__Your objective__.
All lines in the records below from the line with "Give me the" through the line with "What data populates" are to be given again exactly, both ends included; the pictures are to be left out.

>> Start Listing

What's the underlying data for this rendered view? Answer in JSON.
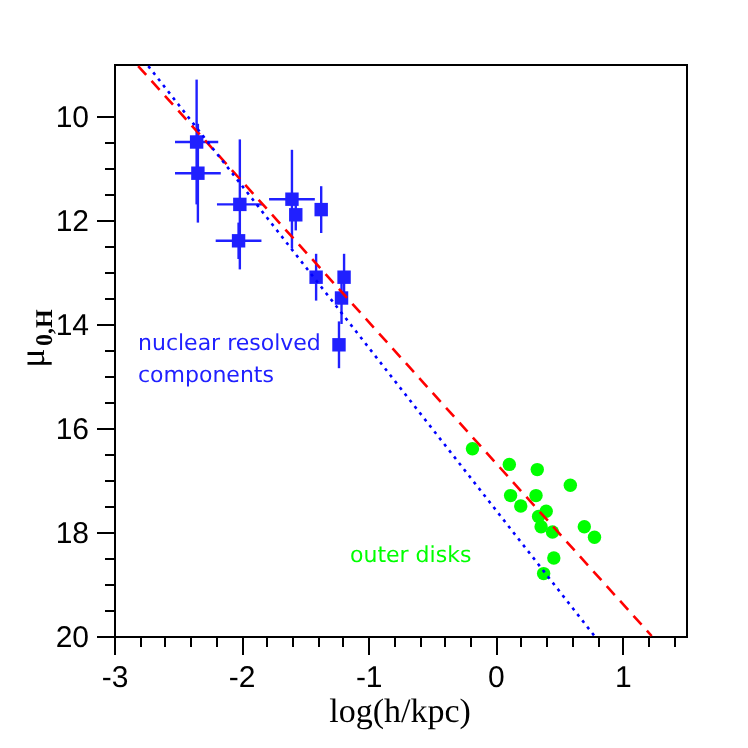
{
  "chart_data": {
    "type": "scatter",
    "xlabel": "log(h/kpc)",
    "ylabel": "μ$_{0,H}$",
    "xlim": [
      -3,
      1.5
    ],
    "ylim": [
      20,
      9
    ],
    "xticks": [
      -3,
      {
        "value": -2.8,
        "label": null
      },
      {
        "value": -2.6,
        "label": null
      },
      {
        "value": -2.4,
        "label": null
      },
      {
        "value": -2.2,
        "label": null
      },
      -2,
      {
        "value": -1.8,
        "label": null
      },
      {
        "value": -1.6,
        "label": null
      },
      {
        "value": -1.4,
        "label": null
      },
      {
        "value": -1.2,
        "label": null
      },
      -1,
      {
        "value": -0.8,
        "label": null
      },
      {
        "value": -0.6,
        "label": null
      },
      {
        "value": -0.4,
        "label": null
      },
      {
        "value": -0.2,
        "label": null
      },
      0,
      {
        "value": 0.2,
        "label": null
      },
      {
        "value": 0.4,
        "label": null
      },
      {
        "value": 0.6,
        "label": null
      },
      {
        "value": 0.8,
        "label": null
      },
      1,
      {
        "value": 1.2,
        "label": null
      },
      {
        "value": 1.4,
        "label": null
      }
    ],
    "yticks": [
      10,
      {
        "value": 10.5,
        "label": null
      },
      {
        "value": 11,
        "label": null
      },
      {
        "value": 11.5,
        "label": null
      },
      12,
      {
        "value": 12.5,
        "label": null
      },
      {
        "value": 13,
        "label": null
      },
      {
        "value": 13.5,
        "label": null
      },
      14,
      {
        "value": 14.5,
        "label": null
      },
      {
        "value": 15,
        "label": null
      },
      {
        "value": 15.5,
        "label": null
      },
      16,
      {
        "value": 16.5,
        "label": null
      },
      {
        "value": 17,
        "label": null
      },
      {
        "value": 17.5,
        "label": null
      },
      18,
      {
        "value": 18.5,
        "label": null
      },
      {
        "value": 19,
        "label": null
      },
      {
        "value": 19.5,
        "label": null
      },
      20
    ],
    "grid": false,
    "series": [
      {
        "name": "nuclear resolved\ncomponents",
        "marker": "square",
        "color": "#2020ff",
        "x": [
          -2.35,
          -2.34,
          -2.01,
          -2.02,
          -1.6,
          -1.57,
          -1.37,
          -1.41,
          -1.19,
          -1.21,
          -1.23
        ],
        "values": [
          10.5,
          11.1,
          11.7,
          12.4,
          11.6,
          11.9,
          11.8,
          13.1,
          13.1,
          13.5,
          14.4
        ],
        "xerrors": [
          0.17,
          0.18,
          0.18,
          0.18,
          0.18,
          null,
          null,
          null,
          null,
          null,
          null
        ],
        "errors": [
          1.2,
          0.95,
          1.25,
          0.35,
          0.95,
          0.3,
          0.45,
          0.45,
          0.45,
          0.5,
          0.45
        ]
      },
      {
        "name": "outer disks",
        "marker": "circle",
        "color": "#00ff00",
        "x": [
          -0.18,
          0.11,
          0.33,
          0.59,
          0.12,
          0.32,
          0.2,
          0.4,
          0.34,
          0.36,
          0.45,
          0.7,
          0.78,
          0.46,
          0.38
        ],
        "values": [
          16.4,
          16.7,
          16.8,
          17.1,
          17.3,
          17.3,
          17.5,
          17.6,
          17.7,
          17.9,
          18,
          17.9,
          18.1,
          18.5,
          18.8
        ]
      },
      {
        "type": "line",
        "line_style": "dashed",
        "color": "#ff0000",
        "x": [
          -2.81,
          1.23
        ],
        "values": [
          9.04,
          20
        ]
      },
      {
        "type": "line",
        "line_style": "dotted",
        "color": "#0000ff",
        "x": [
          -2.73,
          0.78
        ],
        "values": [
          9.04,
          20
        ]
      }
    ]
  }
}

>> End Listing
>> Start Listing

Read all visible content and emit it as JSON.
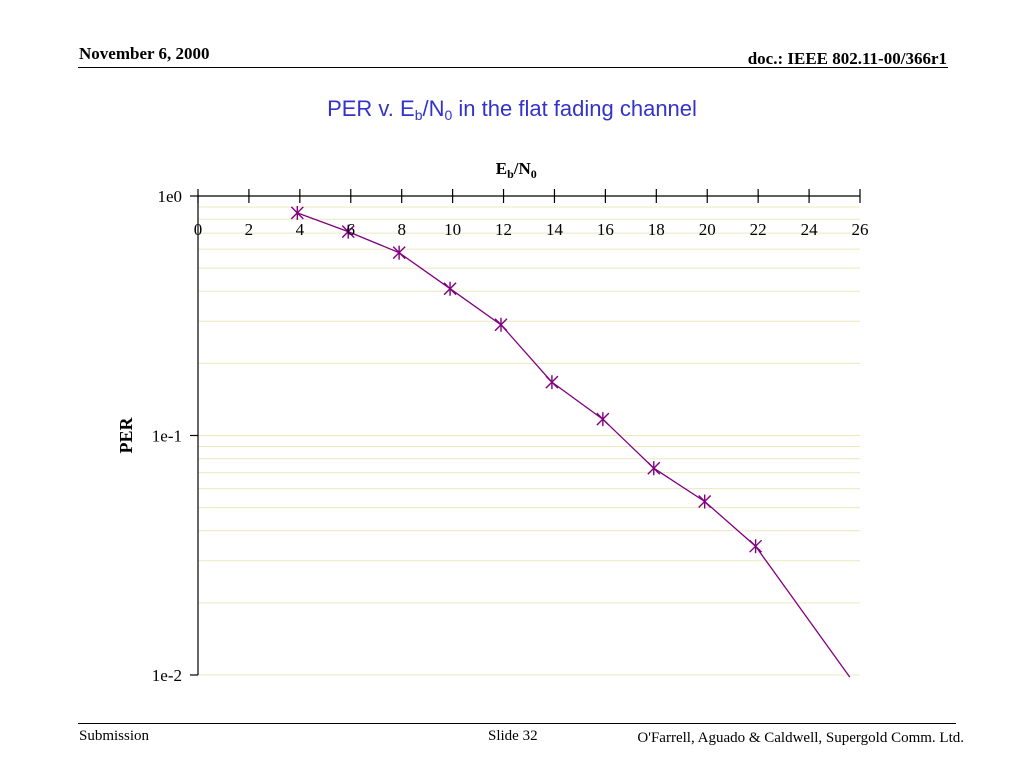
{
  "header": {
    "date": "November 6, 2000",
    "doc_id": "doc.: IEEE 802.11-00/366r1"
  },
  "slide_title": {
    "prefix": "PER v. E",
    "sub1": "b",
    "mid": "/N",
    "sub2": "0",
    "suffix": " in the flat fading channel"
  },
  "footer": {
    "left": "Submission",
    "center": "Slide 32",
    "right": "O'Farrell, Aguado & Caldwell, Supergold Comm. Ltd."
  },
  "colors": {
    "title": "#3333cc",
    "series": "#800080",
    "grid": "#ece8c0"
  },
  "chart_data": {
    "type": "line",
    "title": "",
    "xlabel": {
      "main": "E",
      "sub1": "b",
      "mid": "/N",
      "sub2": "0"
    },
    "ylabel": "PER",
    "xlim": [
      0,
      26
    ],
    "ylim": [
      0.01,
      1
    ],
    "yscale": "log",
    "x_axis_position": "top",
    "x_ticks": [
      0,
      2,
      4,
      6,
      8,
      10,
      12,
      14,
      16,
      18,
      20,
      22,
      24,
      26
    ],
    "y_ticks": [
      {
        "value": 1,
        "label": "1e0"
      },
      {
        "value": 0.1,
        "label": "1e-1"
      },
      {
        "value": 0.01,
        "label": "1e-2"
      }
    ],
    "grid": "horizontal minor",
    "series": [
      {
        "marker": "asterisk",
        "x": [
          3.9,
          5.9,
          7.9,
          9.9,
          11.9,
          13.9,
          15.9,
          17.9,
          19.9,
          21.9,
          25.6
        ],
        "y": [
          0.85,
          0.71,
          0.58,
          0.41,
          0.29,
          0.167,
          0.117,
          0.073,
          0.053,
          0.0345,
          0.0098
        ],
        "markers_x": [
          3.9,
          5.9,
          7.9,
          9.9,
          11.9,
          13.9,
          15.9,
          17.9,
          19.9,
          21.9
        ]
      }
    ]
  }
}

>> End Listing
>> Start Listing

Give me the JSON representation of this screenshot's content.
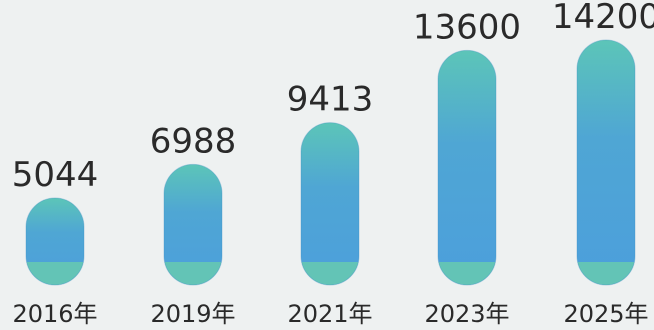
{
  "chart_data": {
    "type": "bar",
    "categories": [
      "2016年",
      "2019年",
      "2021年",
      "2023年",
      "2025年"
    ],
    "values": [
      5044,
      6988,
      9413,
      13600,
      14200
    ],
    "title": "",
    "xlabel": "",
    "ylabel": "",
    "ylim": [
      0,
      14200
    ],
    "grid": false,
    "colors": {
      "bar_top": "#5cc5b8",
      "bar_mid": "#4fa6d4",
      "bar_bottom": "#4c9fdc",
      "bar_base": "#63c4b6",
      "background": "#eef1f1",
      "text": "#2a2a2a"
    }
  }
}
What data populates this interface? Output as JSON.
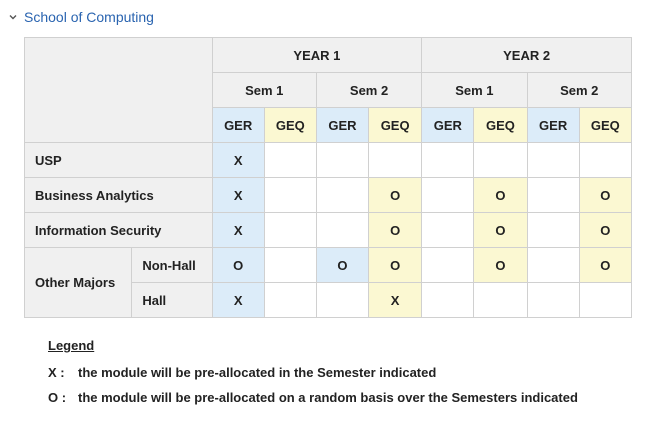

>> End Listing

__Written answer__.
Give me the JSON representation of this screenshot's content.
{
  "chart_data": {
    "type": "bar",
    "categories": [
      "2016年",
      "2019年",
      "2021年",
      "2023年",
      "2025年"
    ],
    "values": [
      5044,
      6988,
      9413,
      13600,
      14200
    ],
    "title": "",
    "xlabel": "",
    "ylabel": "",
    "ylim": [
      0,
      14200
    ],
    "grid": false,
    "colors": {
      "bar_top": "#5cc5b8",
      "bar_mid": "#4fa6d4",
      "bar_bottom": "#4c9fdc",
      "bar_base": "#63c4b6",
      "background": "#eef1f1",
      "text": "#2a2a2a"
    }
  }
}
What data populates this interface? Output as JSON.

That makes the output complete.